Listed records:
..............................

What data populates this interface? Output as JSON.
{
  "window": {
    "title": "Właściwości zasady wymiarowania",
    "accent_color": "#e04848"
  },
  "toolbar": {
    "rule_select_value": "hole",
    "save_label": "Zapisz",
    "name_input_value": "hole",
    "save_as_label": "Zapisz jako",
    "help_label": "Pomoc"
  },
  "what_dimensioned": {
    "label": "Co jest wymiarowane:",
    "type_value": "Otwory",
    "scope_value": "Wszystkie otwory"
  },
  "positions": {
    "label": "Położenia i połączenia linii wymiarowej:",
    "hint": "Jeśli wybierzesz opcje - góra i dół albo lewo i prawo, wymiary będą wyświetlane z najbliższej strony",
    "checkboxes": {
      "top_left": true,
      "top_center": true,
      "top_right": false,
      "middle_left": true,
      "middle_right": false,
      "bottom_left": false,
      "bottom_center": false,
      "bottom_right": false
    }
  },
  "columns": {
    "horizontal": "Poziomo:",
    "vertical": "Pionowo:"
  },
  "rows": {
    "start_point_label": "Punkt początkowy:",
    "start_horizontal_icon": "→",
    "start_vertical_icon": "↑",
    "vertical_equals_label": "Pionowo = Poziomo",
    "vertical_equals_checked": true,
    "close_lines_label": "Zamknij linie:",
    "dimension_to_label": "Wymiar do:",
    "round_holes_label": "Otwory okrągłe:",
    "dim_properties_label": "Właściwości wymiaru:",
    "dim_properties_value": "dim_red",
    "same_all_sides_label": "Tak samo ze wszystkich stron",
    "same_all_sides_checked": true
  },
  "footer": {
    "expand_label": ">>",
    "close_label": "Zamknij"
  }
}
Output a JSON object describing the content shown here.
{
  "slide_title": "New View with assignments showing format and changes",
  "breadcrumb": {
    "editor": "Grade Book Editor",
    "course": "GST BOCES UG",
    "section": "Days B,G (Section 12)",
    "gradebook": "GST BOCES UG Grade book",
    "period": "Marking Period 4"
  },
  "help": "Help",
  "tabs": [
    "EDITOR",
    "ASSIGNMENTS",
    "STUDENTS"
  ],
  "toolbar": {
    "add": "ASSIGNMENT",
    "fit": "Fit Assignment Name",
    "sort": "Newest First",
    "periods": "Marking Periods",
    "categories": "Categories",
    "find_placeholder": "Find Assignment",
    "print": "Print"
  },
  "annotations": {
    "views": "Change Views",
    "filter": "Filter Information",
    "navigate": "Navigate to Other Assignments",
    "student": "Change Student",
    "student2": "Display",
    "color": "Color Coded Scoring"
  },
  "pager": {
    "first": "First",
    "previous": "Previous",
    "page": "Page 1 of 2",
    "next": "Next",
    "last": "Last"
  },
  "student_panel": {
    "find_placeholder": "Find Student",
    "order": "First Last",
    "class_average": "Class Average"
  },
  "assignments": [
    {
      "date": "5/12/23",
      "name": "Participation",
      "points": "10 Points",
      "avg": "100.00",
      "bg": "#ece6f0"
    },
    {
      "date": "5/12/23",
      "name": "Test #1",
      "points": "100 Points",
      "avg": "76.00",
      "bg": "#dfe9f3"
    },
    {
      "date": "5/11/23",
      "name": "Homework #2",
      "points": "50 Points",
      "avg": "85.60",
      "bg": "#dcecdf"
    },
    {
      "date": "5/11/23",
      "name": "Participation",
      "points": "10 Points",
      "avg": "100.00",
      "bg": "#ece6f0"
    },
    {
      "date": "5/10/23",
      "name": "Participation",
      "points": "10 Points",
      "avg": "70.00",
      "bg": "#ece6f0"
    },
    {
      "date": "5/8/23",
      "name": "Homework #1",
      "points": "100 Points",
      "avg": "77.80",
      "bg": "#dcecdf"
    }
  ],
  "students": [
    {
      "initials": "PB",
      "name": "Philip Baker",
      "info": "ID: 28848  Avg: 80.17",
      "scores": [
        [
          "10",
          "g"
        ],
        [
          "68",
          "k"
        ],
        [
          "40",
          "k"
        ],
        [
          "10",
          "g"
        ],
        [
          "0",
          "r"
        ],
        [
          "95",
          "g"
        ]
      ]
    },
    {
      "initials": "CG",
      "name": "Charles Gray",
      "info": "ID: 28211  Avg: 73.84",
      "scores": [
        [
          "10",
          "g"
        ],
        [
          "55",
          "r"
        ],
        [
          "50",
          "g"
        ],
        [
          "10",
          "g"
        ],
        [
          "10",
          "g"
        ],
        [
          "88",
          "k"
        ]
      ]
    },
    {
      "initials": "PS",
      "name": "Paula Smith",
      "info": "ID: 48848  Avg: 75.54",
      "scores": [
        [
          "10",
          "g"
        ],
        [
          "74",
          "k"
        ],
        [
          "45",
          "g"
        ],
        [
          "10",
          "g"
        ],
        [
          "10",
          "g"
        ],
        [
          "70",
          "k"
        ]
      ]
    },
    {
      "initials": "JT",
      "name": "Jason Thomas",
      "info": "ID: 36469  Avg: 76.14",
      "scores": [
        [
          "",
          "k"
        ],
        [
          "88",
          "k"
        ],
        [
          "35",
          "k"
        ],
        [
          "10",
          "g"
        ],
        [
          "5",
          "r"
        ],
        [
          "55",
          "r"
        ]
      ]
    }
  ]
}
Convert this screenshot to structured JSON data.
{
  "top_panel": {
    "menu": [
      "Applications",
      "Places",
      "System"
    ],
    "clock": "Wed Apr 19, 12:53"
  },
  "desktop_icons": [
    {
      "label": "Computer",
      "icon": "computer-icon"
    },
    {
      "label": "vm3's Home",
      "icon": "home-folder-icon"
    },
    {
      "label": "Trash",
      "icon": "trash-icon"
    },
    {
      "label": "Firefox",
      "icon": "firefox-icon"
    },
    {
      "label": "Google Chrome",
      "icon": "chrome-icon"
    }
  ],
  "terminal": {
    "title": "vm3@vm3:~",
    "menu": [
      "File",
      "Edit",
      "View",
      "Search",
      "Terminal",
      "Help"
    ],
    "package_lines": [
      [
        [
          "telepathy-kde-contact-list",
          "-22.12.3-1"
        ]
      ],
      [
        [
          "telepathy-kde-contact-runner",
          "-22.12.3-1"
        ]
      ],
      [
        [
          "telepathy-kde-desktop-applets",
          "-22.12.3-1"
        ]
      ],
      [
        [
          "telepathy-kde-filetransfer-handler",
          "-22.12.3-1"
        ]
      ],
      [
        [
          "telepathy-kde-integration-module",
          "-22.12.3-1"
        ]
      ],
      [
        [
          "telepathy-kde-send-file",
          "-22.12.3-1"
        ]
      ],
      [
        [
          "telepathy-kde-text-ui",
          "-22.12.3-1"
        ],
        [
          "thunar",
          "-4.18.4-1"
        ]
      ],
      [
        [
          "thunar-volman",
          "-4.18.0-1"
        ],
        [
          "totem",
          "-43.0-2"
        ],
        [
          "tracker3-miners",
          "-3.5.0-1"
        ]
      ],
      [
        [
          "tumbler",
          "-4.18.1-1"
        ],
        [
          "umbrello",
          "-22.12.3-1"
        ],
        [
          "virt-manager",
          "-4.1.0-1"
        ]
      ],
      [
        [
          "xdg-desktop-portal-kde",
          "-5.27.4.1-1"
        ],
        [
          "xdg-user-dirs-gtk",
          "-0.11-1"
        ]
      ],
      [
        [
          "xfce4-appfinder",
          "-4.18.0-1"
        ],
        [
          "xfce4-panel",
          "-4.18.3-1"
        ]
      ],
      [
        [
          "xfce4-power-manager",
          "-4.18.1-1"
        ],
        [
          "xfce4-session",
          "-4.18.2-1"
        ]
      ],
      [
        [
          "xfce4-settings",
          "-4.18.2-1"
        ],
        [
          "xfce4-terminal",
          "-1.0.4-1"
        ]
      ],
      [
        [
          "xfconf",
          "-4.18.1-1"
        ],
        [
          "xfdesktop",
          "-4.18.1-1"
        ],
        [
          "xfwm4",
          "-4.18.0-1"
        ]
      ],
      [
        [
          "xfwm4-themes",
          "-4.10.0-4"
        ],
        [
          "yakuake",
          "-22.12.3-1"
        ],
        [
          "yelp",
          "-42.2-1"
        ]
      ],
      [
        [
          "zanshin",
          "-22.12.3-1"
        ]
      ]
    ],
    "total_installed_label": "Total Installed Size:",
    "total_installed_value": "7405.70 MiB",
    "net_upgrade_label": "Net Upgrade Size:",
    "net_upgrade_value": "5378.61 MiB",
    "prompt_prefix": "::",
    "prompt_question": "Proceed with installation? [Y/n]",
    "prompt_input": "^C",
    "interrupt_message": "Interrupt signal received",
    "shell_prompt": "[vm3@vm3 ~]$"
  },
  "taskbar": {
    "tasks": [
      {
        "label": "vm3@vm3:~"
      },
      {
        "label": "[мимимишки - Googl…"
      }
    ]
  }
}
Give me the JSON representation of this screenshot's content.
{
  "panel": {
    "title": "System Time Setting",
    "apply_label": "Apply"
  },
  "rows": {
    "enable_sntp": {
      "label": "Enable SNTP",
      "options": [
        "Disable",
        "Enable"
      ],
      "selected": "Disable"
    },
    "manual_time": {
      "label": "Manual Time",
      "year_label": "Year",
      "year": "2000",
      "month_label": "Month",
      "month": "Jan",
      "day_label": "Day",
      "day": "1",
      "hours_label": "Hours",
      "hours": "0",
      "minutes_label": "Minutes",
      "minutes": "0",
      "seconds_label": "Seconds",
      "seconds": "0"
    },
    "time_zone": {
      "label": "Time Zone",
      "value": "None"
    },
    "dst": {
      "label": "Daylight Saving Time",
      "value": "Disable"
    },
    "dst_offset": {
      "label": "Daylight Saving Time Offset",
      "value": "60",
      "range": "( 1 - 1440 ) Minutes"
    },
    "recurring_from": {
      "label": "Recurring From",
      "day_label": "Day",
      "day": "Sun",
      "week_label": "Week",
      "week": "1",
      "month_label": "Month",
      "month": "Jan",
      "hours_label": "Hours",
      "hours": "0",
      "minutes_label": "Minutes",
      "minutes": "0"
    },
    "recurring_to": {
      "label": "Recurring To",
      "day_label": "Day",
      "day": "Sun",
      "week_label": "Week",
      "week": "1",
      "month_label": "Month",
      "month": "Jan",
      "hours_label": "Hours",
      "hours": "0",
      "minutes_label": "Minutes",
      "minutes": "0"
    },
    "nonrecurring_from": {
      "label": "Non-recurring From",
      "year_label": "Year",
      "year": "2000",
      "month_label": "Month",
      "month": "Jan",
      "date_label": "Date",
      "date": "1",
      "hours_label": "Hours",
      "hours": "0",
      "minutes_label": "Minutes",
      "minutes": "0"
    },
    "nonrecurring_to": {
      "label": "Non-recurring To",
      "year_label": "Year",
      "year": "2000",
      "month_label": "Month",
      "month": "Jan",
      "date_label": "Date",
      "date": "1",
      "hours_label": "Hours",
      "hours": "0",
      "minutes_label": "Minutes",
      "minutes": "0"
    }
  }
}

..............................

Work to complete: Find all the lines containing "false" in the material, then copy them.

Output for this exercise:
      "top_right": false,
      "middle_right": false,
      "bottom_left": false,
      "bottom_center": false,
      "bottom_right": false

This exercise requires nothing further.